• **Exercise set**:
1. In the Opéra Bastille essay, who designed the new opera house in Paris?
2. Quote the Opéra Bastille essay word for word from "EDITOR’S NOTE: This" to "Straus & Giroux, 2015).".
#### Document excerpt
Architecture

A Blight at the Opera


EDITOR’S NOTE: This essay is reprinted here with the gracious permission of its author. It first appeared in Saturday Night (December, 1994) and was subsequently reprinted in Mysteries of the Mall (Farrar, Straus & Giroux, 2015).

The most talked-about Canadian work of architecture of the last decade is located not in Canada but in France: the new Opéra Bastille in Paris, designed by the Toronto architect Carlos Ott. From the beginning, the Opéra Bastille was the subject of lively controversy. For one thing, critics were skeptical about the whole idea of a new opera house because Paris already had two venues for lyric performances, the Opéra Comique and the famous Paris Opera, also known as the Palais Garnier. The Garnier, an 1875 Second Empire building, does have some technical drawbacks, but it is widely admired and loved. There were also those who maintained that the new opera had been built in the wrong place, that it should have been located where Pierre Boulez wanted, as part of the new music complex at La Villette, rather than being shoehorned into the cramped and awkward site of an old railway station in a working-class district, beside the Place de la Bastille.

However, other than town-planning considerations had led to locating the new opera on this historic spot that every year is the site of a popular street festival. When the idea of building a new opera house had been proposed to the government in 1981, it was argued that the Palais Garnier was an old-fashioned, elitist institution and that there was a need for a more progressive opéra populaire, hence the symbolic (cynics would say public-relations) import of the Bastille site.
########
#### Recorded information
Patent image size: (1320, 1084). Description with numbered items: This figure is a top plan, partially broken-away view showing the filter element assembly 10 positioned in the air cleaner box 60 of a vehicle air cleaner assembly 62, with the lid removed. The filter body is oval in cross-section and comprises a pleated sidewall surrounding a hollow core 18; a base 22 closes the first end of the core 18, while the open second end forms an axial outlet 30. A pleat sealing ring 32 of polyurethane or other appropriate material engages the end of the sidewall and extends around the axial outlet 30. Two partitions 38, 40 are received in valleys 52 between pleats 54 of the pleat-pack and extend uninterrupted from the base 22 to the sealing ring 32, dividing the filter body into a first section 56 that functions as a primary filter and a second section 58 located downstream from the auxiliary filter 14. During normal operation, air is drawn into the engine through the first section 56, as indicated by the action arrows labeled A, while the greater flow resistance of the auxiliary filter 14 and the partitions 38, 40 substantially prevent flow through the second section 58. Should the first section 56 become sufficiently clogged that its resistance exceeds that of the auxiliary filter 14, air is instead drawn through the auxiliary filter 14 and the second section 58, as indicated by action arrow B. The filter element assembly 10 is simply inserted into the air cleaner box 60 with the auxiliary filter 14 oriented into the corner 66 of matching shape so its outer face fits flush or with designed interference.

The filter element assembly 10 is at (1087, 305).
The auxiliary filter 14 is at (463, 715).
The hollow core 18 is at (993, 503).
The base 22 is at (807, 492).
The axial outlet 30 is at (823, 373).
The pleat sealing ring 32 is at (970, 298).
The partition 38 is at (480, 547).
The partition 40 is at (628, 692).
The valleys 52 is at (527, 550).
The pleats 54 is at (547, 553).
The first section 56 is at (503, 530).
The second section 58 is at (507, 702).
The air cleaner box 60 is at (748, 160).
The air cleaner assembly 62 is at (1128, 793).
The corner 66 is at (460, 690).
########
• **Solutions to each task**:
1. The Toronto architect Carlos Ott designed it.

2.
EDITOR’S NOTE: This essay is reprinted here with the gracious permission of its author. It first appeared in Saturday Night (December, 1994) and was subsequently reprinted in Mysteries of the Mall (Farrar, Straus & Giroux, 2015).